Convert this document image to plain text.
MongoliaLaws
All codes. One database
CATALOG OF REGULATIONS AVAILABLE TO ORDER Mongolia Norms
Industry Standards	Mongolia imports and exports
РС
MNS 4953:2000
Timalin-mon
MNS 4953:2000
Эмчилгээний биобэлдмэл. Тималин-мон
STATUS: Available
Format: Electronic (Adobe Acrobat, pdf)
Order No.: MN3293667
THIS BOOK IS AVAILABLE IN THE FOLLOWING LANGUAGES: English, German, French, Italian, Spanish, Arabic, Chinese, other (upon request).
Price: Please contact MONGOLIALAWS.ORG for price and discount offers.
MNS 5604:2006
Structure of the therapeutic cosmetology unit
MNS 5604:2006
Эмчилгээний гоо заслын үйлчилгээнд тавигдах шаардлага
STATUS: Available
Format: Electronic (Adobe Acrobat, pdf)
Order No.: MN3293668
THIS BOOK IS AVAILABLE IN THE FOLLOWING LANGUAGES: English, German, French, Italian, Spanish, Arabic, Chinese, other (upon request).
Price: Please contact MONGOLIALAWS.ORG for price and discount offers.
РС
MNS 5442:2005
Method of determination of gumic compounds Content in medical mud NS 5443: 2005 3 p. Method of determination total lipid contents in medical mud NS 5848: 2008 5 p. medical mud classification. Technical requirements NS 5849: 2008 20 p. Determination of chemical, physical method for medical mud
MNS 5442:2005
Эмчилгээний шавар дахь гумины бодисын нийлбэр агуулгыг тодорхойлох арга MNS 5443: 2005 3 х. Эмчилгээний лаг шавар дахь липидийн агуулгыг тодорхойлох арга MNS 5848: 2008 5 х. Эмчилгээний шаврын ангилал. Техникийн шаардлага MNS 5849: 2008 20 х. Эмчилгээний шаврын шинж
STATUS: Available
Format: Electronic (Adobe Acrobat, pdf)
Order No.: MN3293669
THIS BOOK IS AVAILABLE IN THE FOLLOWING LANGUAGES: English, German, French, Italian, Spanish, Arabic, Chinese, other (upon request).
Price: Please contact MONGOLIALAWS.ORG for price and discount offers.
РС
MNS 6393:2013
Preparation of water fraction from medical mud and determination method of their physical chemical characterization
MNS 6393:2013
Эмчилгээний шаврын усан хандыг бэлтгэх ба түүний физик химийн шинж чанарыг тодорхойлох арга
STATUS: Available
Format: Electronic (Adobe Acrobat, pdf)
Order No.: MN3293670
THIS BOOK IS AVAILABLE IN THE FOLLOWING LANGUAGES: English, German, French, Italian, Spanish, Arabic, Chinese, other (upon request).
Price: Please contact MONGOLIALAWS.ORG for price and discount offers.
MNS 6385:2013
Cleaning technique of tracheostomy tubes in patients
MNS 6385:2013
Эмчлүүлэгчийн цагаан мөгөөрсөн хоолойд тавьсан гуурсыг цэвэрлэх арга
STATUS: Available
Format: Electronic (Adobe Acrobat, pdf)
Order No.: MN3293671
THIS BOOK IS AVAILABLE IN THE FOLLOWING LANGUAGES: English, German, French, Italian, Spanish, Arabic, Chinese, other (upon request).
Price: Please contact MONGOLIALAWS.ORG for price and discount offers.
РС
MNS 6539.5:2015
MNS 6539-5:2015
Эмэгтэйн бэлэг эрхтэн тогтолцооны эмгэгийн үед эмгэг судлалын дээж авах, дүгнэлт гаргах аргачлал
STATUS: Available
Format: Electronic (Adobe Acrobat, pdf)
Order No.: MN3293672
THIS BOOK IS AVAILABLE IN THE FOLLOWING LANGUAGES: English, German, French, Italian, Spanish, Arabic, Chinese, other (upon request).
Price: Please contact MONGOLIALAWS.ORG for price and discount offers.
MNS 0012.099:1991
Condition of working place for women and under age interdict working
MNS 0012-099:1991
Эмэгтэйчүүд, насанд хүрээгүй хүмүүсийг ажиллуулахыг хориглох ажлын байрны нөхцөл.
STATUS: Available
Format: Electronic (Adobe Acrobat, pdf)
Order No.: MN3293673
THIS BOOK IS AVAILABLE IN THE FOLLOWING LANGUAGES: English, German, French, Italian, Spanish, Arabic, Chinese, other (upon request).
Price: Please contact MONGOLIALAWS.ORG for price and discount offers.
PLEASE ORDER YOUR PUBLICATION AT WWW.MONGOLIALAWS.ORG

■ **WHAT YOU SHOULD DO**
Every entry shown above should be transcribed without alteration.

■ **TASK OUTPUT**
Convert this document image to plain text.
MongoliaLaws
All codes. One database
CATALOG OF REGULATIONS AVAILABLE TO ORDER Mongolia Norms
Industry Standards	Mongolia imports and exports
РС
MNS 4953:2000
Timalin-mon
MNS 4953:2000
Эмчилгээний биобэлдмэл. Тималин-мон
STATUS: Available
Format: Electronic (Adobe Acrobat, pdf)
Order No.: MN3293667
THIS BOOK IS AVAILABLE IN THE FOLLOWING LANGUAGES: English, German, French, Italian, Spanish, Arabic, Chinese, other (upon request).
Price: Please contact MONGOLIALAWS.ORG for price and discount offers.
MNS 5604:2006
Structure of the therapeutic cosmetology unit
MNS 5604:2006
Эмчилгээний гоо заслын үйлчилгээнд тавигдах шаардлага
STATUS: Available
Format: Electronic (Adobe Acrobat, pdf)
Order No.: MN3293668
THIS BOOK IS AVAILABLE IN THE FOLLOWING LANGUAGES: English, German, French, Italian, Spanish, Arabic, Chinese, other (upon request).
Price: Please contact MONGOLIALAWS.ORG for price and discount offers.
РС
MNS 5442:2005
Method of determination of gumic compounds Content in medical mud NS 5443: 2005 3 p. Method of determination total lipid contents in medical mud NS 5848: 2008 5 p. medical mud classification. Technical requirements NS 5849: 2008 20 p. Determination of chemical, physical method for medical mud
MNS 5442:2005
Эмчилгээний шавар дахь гумины бодисын нийлбэр агуулгыг тодорхойлох арга MNS 5443: 2005 3 х. Эмчилгээний лаг шавар дахь липидийн агуулгыг тодорхойлох арга MNS 5848: 2008 5 х. Эмчилгээний шаврын ангилал. Техникийн шаардлага MNS 5849: 2008 20 х. Эмчилгээний шаврын шинж
STATUS: Available
Format: Electronic (Adobe Acrobat, pdf)
Order No.: MN3293669
THIS BOOK IS AVAILABLE IN THE FOLLOWING LANGUAGES: English, German, French, Italian, Spanish, Arabic, Chinese, other (upon request).
Price: Please contact MONGOLIALAWS.ORG for price and discount offers.
РС
MNS 6393:2013
Preparation of water fraction from medical mud and determination method of their physical chemical characterization
MNS 6393:2013
Эмчилгээний шаврын усан хандыг бэлтгэх ба түүний физик химийн шинж чанарыг тодорхойлох арга
STATUS: Available
Format: Electronic (Adobe Acrobat, pdf)
Order No.: MN3293670
THIS BOOK IS AVAILABLE IN THE FOLLOWING LANGUAGES: English, German, French, Italian, Spanish, Arabic, Chinese, other (upon request).
Price: Please contact MONGOLIALAWS.ORG for price and discount offers.
MNS 6385:2013
Cleaning technique of tracheostomy tubes in patients
MNS 6385:2013
Эмчлүүлэгчийн цагаан мөгөөрсөн хоолойд тавьсан гуурсыг цэвэрлэх арга
STATUS: Available
Format: Electronic (Adobe Acrobat, pdf)
Order No.: MN3293671
THIS BOOK IS AVAILABLE IN THE FOLLOWING LANGUAGES: English, German, French, Italian, Spanish, Arabic, Chinese, other (upon request).
Price: Please contact MONGOLIALAWS.ORG for price and discount offers.
РС
MNS 6539.5:2015
MNS 6539-5:2015
Эмэгтэйн бэлэг эрхтэн тогтолцооны эмгэгийн үед эмгэг судлалын дээж авах, дүгнэлт гаргах аргачлал
STATUS: Available
Format: Electronic (Adobe Acrobat, pdf)
Order No.: MN3293672
THIS BOOK IS AVAILABLE IN THE FOLLOWING LANGUAGES: English, German, French, Italian, Spanish, Arabic, Chinese, other (upon request).
Price: Please contact MONGOLIALAWS.ORG for price and discount offers.
MNS 0012.099:1991
Condition of working place for women and under age interdict working
MNS 0012-099:1991
Эмэгтэйчүүд, насанд хүрээгүй хүмүүсийг ажиллуулахыг хориглох ажлын байрны нөхцөл.
STATUS: Available
Format: Electronic (Adobe Acrobat, pdf)
Order No.: MN3293673
THIS BOOK IS AVAILABLE IN THE FOLLOWING LANGUAGES: English, German, French, Italian, Spanish, Arabic, Chinese, other (upon request).
Price: Please contact MONGOLIALAWS.ORG for price and discount offers.
PLEASE ORDER YOUR PUBLICATION AT WWW.MONGOLIALAWS.ORG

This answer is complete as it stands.